The records below should be written out again, exactly.

Data for processing ::
* start *

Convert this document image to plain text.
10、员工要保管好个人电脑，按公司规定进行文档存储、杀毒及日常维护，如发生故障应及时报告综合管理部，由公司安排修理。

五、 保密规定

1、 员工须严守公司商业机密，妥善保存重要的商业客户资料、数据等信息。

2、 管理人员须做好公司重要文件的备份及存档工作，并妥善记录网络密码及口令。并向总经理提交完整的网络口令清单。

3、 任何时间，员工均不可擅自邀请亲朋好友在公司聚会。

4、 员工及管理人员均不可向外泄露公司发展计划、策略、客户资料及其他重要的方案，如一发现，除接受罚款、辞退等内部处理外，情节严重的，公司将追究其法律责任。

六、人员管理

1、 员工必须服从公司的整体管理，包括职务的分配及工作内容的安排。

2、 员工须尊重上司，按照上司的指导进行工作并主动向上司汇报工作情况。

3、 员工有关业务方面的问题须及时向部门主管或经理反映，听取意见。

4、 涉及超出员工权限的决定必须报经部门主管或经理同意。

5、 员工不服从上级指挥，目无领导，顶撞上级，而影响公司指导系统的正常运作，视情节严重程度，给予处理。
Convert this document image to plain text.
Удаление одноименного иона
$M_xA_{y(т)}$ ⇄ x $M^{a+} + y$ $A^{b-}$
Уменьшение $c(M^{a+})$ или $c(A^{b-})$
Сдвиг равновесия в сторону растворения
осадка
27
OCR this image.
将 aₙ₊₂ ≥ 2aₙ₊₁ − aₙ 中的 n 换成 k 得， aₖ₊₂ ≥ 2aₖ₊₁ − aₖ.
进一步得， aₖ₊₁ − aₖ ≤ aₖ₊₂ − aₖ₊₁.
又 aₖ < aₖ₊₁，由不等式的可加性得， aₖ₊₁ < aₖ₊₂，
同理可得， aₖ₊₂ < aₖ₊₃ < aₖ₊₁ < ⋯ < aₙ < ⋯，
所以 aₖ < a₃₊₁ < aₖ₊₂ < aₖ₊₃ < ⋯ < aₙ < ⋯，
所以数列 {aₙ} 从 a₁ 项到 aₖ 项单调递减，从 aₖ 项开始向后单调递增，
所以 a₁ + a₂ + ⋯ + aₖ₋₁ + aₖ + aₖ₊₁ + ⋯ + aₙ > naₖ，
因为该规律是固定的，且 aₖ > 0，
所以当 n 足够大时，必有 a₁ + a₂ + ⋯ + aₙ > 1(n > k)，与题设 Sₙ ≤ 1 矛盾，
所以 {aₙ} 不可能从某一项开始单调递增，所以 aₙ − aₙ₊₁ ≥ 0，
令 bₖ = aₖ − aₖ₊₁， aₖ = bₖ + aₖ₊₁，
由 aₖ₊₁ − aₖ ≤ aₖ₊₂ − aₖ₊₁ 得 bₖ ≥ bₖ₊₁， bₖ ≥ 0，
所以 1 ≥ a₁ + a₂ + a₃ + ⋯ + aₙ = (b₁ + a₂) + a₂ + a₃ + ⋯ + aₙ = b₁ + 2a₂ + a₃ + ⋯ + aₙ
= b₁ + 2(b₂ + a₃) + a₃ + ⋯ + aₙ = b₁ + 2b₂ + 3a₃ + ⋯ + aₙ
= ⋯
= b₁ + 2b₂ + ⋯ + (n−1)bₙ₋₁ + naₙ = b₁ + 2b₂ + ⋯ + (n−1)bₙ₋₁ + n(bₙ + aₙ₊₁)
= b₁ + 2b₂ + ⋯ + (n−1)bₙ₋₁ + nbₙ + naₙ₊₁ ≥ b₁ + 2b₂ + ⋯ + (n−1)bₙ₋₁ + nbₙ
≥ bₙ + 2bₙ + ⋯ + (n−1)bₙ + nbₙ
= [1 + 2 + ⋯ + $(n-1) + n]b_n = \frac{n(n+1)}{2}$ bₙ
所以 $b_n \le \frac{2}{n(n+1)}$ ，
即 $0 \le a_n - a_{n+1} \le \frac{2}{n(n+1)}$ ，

* end *

Answer for this exercise ::
Convert this document image to plain text.
10、员工要保管好个人电脑，按公司规定进行文档存储、杀毒及日常维护，如发生故障应及时报告综合管理部，由公司安排修理。

五、 保密规定

1、 员工须严守公司商业机密，妥善保存重要的商业客户资料、数据等信息。

2、 管理人员须做好公司重要文件的备份及存档工作，并妥善记录网络密码及口令。并向总经理提交完整的网络口令清单。

3、 任何时间，员工均不可擅自邀请亲朋好友在公司聚会。

4、 员工及管理人员均不可向外泄露公司发展计划、策略、客户资料及其他重要的方案，如一发现，除接受罚款、辞退等内部处理外，情节严重的，公司将追究其法律责任。

六、人员管理

1、 员工必须服从公司的整体管理，包括职务的分配及工作内容的安排。

2、 员工须尊重上司，按照上司的指导进行工作并主动向上司汇报工作情况。

3、 员工有关业务方面的问题须及时向部门主管或经理反映，听取意见。

4、 涉及超出员工权限的决定必须报经部门主管或经理同意。

5、 员工不服从上级指挥，目无领导，顶撞上级，而影响公司指导系统的正常运作，视情节严重程度，给予处理。
Convert this document image to plain text.
Удаление одноименного иона
$M_xA_{y(т)}$ ⇄ x $M^{a+} + y$ $A^{b-}$
Уменьшение $c(M^{a+})$ или $c(A^{b-})$
Сдвиг равновесия в сторону растворения
осадка
27
OCR this image.
将 aₙ₊₂ ≥ 2aₙ₊₁ − aₙ 中的 n 换成 k 得， aₖ₊₂ ≥ 2aₖ₊₁ − aₖ.
进一步得， aₖ₊₁ − aₖ ≤ aₖ₊₂ − aₖ₊₁.
又 aₖ < aₖ₊₁，由不等式的可加性得， aₖ₊₁ < aₖ₊₂，
同理可得， aₖ₊₂ < aₖ₊₃ < aₖ₊₁ < ⋯ < aₙ < ⋯，
所以 aₖ < a₃₊₁ < aₖ₊₂ < aₖ₊₃ < ⋯ < aₙ < ⋯，
所以数列 {aₙ} 从 a₁ 项到 aₖ 项单调递减，从 aₖ 项开始向后单调递增，
所以 a₁ + a₂ + ⋯ + aₖ₋₁ + aₖ + aₖ₊₁ + ⋯ + aₙ > naₖ，
因为该规律是固定的，且 aₖ > 0，
所以当 n 足够大时，必有 a₁ + a₂ + ⋯ + aₙ > 1(n > k)，与题设 Sₙ ≤ 1 矛盾，
所以 {aₙ} 不可能从某一项开始单调递增，所以 aₙ − aₙ₊₁ ≥ 0，
令 bₖ = aₖ − aₖ₊₁， aₖ = bₖ + aₖ₊₁，
由 aₖ₊₁ − aₖ ≤ aₖ₊₂ − aₖ₊₁ 得 bₖ ≥ bₖ₊₁， bₖ ≥ 0，
所以 1 ≥ a₁ + a₂ + a₃ + ⋯ + aₙ = (b₁ + a₂) + a₂ + a₃ + ⋯ + aₙ = b₁ + 2a₂ + a₃ + ⋯ + aₙ
= b₁ + 2(b₂ + a₃) + a₃ + ⋯ + aₙ = b₁ + 2b₂ + 3a₃ + ⋯ + aₙ
= ⋯
= b₁ + 2b₂ + ⋯ + (n−1)bₙ₋₁ + naₙ = b₁ + 2b₂ + ⋯ + (n−1)bₙ₋₁ + n(bₙ + aₙ₊₁)
= b₁ + 2b₂ + ⋯ + (n−1)bₙ₋₁ + nbₙ + naₙ₊₁ ≥ b₁ + 2b₂ + ⋯ + (n−1)bₙ₋₁ + nbₙ
≥ bₙ + 2bₙ + ⋯ + (n−1)bₙ + nbₙ
= [1 + 2 + ⋯ + $(n-1) + n]b_n = \frac{n(n+1)}{2}$ bₙ
所以 $b_n \le \frac{2}{n(n+1)}$ ，
即 $0 \le a_n - a_{n+1} \le \frac{2}{n(n+1)}$ ，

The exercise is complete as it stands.